Read the lines below. Copy out any that hold the string "RIMES".

* _Available records_:

********************

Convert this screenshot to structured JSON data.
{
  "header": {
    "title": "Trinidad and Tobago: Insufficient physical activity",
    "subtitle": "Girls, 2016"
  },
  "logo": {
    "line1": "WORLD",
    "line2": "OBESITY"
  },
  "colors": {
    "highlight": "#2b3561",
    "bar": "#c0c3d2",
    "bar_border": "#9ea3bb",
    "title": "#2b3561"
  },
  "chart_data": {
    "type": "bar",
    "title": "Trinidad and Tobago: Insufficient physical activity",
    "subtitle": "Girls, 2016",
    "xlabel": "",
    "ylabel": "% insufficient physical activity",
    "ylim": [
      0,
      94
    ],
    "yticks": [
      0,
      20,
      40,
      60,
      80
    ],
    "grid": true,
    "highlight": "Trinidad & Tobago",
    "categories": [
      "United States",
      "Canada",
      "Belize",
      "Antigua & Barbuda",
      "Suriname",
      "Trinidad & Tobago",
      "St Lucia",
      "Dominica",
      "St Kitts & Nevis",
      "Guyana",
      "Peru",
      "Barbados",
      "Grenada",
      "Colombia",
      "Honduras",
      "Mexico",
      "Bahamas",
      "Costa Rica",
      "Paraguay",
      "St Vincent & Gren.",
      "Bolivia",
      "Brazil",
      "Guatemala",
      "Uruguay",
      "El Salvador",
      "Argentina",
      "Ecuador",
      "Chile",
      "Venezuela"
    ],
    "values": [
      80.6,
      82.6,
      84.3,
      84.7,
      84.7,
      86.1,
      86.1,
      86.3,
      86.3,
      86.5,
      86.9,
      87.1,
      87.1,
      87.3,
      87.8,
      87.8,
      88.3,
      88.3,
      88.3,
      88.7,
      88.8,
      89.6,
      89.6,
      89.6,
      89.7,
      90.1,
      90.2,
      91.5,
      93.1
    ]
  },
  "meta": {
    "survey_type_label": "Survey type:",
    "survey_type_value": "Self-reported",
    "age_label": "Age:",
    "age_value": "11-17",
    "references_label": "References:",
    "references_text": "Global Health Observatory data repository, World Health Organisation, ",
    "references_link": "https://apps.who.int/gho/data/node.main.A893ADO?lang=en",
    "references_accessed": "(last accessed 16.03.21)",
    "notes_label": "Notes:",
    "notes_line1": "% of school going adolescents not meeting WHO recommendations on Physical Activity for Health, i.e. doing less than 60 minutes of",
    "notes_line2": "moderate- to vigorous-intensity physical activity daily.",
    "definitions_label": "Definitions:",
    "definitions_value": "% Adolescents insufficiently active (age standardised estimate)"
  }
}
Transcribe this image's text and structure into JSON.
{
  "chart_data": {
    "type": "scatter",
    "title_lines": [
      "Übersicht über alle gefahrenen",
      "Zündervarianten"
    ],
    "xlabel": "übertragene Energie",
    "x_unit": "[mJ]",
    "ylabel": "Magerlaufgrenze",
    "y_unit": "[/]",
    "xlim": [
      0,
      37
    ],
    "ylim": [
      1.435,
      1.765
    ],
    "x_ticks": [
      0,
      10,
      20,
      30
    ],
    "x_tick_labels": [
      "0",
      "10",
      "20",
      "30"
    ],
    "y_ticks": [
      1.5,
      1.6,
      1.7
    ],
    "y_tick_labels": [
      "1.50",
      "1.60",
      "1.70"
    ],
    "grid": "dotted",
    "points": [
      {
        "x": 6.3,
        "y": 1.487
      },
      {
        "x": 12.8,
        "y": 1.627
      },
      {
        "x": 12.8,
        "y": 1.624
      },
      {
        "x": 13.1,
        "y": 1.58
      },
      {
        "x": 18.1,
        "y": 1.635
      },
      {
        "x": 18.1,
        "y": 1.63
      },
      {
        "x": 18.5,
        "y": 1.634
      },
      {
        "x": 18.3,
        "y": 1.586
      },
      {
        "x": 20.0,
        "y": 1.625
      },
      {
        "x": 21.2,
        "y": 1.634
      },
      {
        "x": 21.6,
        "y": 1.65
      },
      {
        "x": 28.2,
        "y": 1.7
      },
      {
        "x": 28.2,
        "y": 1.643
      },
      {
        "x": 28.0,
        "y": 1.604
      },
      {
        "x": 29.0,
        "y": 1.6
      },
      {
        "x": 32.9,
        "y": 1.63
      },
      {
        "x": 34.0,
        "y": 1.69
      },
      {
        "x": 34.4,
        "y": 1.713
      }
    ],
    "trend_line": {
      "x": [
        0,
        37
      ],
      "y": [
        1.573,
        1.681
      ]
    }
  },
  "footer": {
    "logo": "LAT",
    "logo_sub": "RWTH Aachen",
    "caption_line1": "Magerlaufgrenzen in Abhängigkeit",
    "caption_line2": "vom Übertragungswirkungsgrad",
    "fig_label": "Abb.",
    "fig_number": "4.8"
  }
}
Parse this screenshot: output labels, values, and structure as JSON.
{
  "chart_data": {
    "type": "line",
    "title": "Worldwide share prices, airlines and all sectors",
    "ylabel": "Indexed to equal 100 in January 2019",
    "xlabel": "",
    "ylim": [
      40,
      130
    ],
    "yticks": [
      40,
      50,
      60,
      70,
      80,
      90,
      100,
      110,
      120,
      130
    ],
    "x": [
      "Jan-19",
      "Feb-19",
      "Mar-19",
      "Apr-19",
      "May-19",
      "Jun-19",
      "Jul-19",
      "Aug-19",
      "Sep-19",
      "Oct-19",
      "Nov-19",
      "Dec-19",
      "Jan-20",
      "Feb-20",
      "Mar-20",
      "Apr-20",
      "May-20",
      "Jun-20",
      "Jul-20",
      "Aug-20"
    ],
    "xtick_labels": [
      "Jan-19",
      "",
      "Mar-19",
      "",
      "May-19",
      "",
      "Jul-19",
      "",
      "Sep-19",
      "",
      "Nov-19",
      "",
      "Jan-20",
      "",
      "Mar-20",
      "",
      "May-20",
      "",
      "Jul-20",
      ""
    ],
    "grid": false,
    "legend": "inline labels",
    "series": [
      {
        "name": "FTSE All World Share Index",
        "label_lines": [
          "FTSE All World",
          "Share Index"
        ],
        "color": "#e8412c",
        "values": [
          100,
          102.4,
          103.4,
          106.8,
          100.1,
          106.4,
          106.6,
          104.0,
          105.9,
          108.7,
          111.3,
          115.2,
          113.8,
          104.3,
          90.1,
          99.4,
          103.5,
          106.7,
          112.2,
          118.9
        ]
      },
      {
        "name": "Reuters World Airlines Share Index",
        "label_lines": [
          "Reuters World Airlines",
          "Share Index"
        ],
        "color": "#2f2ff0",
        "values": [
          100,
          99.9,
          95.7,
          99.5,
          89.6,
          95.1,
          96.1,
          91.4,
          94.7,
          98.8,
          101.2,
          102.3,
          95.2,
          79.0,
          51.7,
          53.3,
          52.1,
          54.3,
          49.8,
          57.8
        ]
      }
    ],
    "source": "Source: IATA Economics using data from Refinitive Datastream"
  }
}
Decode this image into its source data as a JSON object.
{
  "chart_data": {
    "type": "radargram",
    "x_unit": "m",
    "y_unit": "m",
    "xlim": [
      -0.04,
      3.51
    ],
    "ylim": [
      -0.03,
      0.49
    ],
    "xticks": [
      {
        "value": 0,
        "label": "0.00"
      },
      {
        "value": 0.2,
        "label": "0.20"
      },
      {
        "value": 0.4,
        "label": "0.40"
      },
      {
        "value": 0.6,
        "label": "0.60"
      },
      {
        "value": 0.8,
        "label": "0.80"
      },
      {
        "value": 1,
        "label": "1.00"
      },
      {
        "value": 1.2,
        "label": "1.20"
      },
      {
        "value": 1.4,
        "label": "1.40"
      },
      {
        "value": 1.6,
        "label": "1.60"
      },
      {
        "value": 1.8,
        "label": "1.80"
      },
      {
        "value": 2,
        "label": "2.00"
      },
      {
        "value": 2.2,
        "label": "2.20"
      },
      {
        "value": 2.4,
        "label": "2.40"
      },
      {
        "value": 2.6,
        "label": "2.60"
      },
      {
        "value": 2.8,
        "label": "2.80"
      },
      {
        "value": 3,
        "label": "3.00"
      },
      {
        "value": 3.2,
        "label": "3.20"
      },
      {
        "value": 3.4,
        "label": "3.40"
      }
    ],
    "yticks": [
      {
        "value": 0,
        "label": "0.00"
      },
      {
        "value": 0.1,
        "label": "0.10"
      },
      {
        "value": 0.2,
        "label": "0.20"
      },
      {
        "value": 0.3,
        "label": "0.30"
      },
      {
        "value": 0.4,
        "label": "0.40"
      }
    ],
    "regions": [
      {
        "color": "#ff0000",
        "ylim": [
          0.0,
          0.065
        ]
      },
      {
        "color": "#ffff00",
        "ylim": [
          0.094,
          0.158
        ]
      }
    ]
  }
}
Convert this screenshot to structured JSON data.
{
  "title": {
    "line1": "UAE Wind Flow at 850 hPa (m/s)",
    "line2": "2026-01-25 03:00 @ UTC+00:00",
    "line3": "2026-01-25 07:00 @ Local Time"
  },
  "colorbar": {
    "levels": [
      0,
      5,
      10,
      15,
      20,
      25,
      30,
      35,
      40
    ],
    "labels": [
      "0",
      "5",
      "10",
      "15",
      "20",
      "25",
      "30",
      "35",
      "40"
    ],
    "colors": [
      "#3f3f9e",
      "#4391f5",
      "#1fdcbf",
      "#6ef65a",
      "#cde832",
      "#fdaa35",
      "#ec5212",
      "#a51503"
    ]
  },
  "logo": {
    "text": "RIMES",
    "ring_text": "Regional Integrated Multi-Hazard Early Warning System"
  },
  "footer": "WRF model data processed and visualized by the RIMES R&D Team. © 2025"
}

********************

* _Result for this exercise_:
    "text": "RIMES",
  "footer": "WRF model data processed and visualized by the RIMES R&D Team. © 2025"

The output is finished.